### STATED PROBLEM
Every line that holds "this" should be shown.

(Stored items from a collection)
----------------------------------------

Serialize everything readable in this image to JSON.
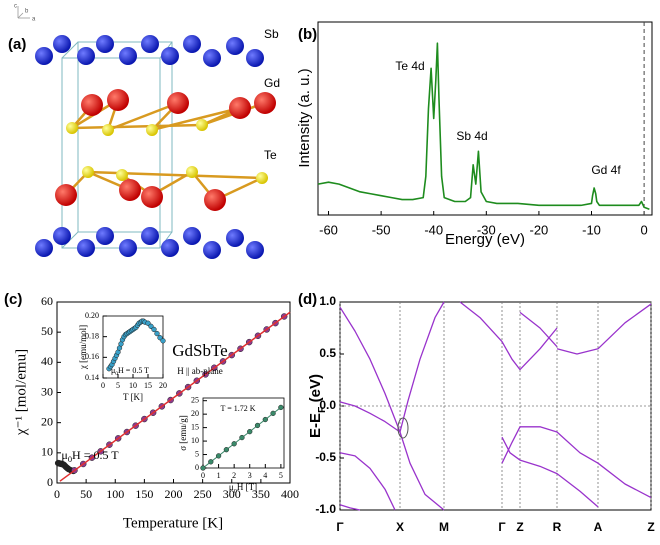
{
  "structure": {
    "panel_label": "(a)",
    "axes": [
      "c",
      "b",
      "a"
    ],
    "labels": [
      "Sb",
      "Gd",
      "Te"
    ]
  },
  "chart_data": [
    {
      "type": "line",
      "panel_label": "(b)",
      "xlabel": "Energy (eV)",
      "ylabel": "Intensity (a. u.)",
      "xlim": [
        -62,
        1.5
      ],
      "ylim": [
        0,
        100
      ],
      "xticks": [
        -60,
        -50,
        -40,
        -30,
        -20,
        -10,
        0
      ],
      "vlines": [
        0
      ],
      "annotations": [
        "Te 4d",
        "Sb 4d",
        "Gd 4f"
      ],
      "series": [
        {
          "color": "#1e8c1e",
          "style": "line",
          "x": [
            -62,
            -60,
            -58,
            -56,
            -54,
            -52,
            -50,
            -48,
            -46,
            -44,
            -42,
            -41.5,
            -41,
            -40.5,
            -40,
            -39.6,
            -39.3,
            -39,
            -38.5,
            -38,
            -36,
            -34,
            -33,
            -32.5,
            -32,
            -31.5,
            -31,
            -30,
            -28,
            -24,
            -20,
            -16,
            -12,
            -10,
            -9.8,
            -9.5,
            -9.2,
            -9,
            -8.5,
            -6,
            -3,
            -1,
            -0.5,
            0,
            1
          ],
          "values": [
            16,
            17,
            16,
            14,
            12,
            11,
            10,
            9,
            8,
            8,
            9,
            20,
            55,
            76,
            50,
            70,
            89,
            60,
            20,
            9,
            7,
            7,
            9,
            26,
            16,
            33,
            12,
            7,
            6,
            6,
            5,
            5,
            5,
            6,
            10,
            14,
            11,
            7,
            5,
            5,
            5,
            5,
            7,
            4,
            3
          ]
        }
      ]
    },
    {
      "type": "scatter",
      "panel_label": "(c)",
      "title": "GdSbTe",
      "subtitle": "H || ab-plane",
      "annotations": [
        [
          "μ",
          "0",
          "H = 0.5 T"
        ]
      ],
      "xlabel": "Temperature [K]",
      "ylabel": "χ⁻¹ [mol/emu]",
      "xlim": [
        0,
        400
      ],
      "ylim": [
        0,
        60
      ],
      "xticks": [
        0,
        50,
        100,
        150,
        200,
        250,
        300,
        350,
        400
      ],
      "yticks": [
        0,
        10,
        20,
        30,
        40,
        50,
        60
      ],
      "series": [
        {
          "color": "#222222",
          "style": "markers",
          "x": [
            2,
            4,
            6,
            8,
            10,
            12,
            14,
            16,
            18,
            20,
            24,
            28
          ],
          "values": [
            6.6,
            6.5,
            6.4,
            6.3,
            6.2,
            6.0,
            5.6,
            5.2,
            4.9,
            4.6,
            4.2,
            4.0
          ]
        },
        {
          "color": "#8e3a8e",
          "style": "markers",
          "x": [
            30,
            45,
            60,
            75,
            90,
            105,
            120,
            135,
            150,
            165,
            180,
            195,
            210,
            225,
            240,
            255,
            270,
            285,
            300,
            315,
            330,
            345,
            360,
            375,
            390
          ],
          "values": [
            4.2,
            6.3,
            8.4,
            10.5,
            12.7,
            14.8,
            16.9,
            19.0,
            21.2,
            23.3,
            25.4,
            27.5,
            29.7,
            31.8,
            33.9,
            36.0,
            38.2,
            40.3,
            42.4,
            44.5,
            46.7,
            48.8,
            50.9,
            53.0,
            55.2
          ]
        },
        {
          "color": "#e03030",
          "style": "line",
          "x": [
            5,
            400
          ],
          "values": [
            0.6,
            56.6
          ]
        }
      ]
    },
    {
      "type": "scatter",
      "xlabel": "T [K]",
      "ylabel": "χ [emu/mol]",
      "annotations": [
        [
          "μ",
          "0",
          "H = 0.5 T"
        ]
      ],
      "xlim": [
        0,
        20
      ],
      "ylim": [
        0.14,
        0.2
      ],
      "xticks": [
        0,
        5,
        10,
        15,
        20
      ],
      "yticks": [
        0.14,
        0.16,
        0.18,
        {
          "value": 0.2,
          "label": "0.20"
        }
      ],
      "series": [
        {
          "color": "#3aa0c8",
          "style": "markers",
          "x": [
            2,
            2.5,
            3,
            3.5,
            4,
            4.5,
            5,
            5.5,
            6,
            6.5,
            7,
            7.5,
            8,
            8.5,
            9,
            9.5,
            10,
            10.5,
            11,
            11.5,
            12,
            12.5,
            13,
            13.5,
            14,
            15,
            16,
            17,
            18,
            19,
            20
          ],
          "values": [
            0.149,
            0.151,
            0.153,
            0.156,
            0.159,
            0.162,
            0.165,
            0.169,
            0.173,
            0.177,
            0.18,
            0.182,
            0.183,
            0.184,
            0.185,
            0.186,
            0.187,
            0.188,
            0.189,
            0.191,
            0.193,
            0.194,
            0.195,
            0.195,
            0.194,
            0.193,
            0.19,
            0.187,
            0.183,
            0.179,
            0.176
          ]
        }
      ]
    },
    {
      "type": "scatter",
      "xlabel": [
        "μ",
        "0",
        "H [T]"
      ],
      "ylabel": "σ [emu/g]",
      "annotations": [
        "T = 1.72 K"
      ],
      "xlim": [
        0,
        5.2
      ],
      "ylim": [
        0,
        26
      ],
      "xticks": [
        0,
        1,
        2,
        3,
        4,
        5
      ],
      "yticks": [
        0,
        5,
        10,
        15,
        20,
        25
      ],
      "series": [
        {
          "color": "#3a8a6a",
          "style": "markers+line",
          "x": [
            0,
            0.5,
            1,
            1.5,
            2,
            2.5,
            3,
            3.5,
            4,
            4.5,
            5
          ],
          "values": [
            0,
            2.3,
            4.5,
            6.8,
            9,
            11.3,
            13.5,
            15.8,
            18,
            20.3,
            22.5
          ]
        }
      ]
    },
    {
      "type": "line",
      "panel_label": "(d)",
      "ylabel": [
        "E-E",
        "F",
        " (eV)"
      ],
      "xlim": [
        0,
        311
      ],
      "ylim": [
        -1,
        1
      ],
      "xgrid": true,
      "hlines": [
        0
      ],
      "xticks": [
        {
          "value": 0,
          "label": "Γ"
        },
        {
          "value": 60,
          "label": "X"
        },
        {
          "value": 104,
          "label": "M"
        },
        {
          "value": 162,
          "label": "Γ"
        },
        {
          "value": 180,
          "label": "Z"
        },
        {
          "value": 217,
          "label": "R"
        },
        {
          "value": 258,
          "label": "A"
        },
        {
          "value": 311,
          "label": "Z"
        }
      ],
      "yticks": [
        {
          "value": -1,
          "label": "-1.0"
        },
        {
          "value": -0.5,
          "label": "-0.5"
        },
        {
          "value": 0,
          "label": "0.0"
        },
        {
          "value": 0.5,
          "label": "0.5"
        },
        {
          "value": 1,
          "label": "1.0"
        }
      ],
      "series": [
        {
          "color": "#9933cc",
          "style": "line",
          "x": [
            0,
            15,
            30,
            45,
            60,
            68,
            80,
            95,
            104
          ],
          "values": [
            0.95,
            0.72,
            0.45,
            0.12,
            -0.25,
            0.05,
            0.45,
            0.85,
            1.0
          ]
        },
        {
          "color": "#9933cc",
          "style": "line",
          "x": [
            0,
            15,
            30,
            45,
            60,
            70,
            85,
            104
          ],
          "values": [
            0.04,
            0.0,
            -0.07,
            -0.15,
            -0.25,
            -0.55,
            -0.85,
            -1.0
          ]
        },
        {
          "color": "#9933cc",
          "style": "line",
          "x": [
            0,
            15,
            30,
            45,
            55
          ],
          "values": [
            -0.45,
            -0.48,
            -0.6,
            -0.8,
            -1.0
          ]
        },
        {
          "color": "#9933cc",
          "style": "line",
          "x": [
            0,
            10,
            20
          ],
          "values": [
            -0.95,
            -0.98,
            -1.0
          ]
        },
        {
          "color": "#9933cc",
          "style": "line",
          "x": [
            120,
            140,
            162,
            172,
            180,
            200,
            217
          ],
          "values": [
            1.0,
            0.85,
            0.62,
            0.45,
            0.35,
            0.55,
            0.75
          ]
        },
        {
          "color": "#9933cc",
          "style": "line",
          "x": [
            162,
            172,
            180,
            200,
            217,
            240,
            258,
            285,
            311
          ],
          "values": [
            -0.55,
            -0.35,
            -0.2,
            -0.2,
            -0.25,
            -0.45,
            -0.55,
            -0.75,
            -0.88
          ]
        },
        {
          "color": "#9933cc",
          "style": "line",
          "x": [
            162,
            170,
            180,
            200,
            217,
            240,
            258
          ],
          "values": [
            -0.3,
            -0.45,
            -0.52,
            -0.58,
            -0.65,
            -0.82,
            -0.97
          ]
        },
        {
          "color": "#9933cc",
          "style": "line",
          "x": [
            217,
            237,
            258,
            285,
            311
          ],
          "values": [
            0.55,
            0.5,
            0.55,
            0.8,
            0.98
          ]
        },
        {
          "color": "#9933cc",
          "style": "line",
          "x": [
            180,
            200,
            217
          ],
          "values": [
            0.9,
            0.75,
            0.57
          ]
        }
      ]
    }
  ]
}
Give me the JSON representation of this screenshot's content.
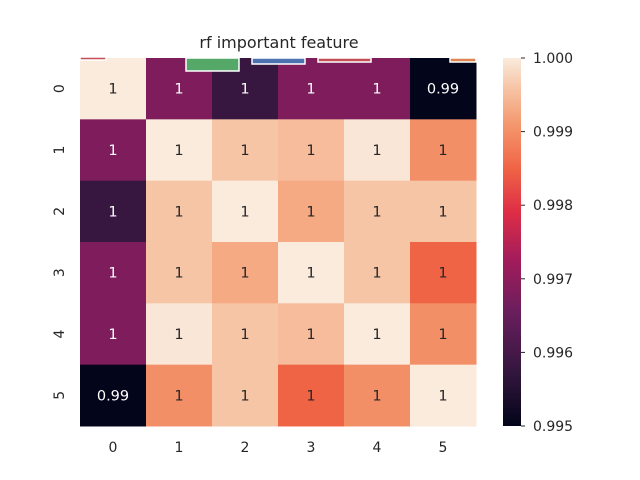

----------------------------------------

### RESULT OF THE TASK
Serialize everything readable in this image to JSON.
Give me the JSON representation of this screenshot's content.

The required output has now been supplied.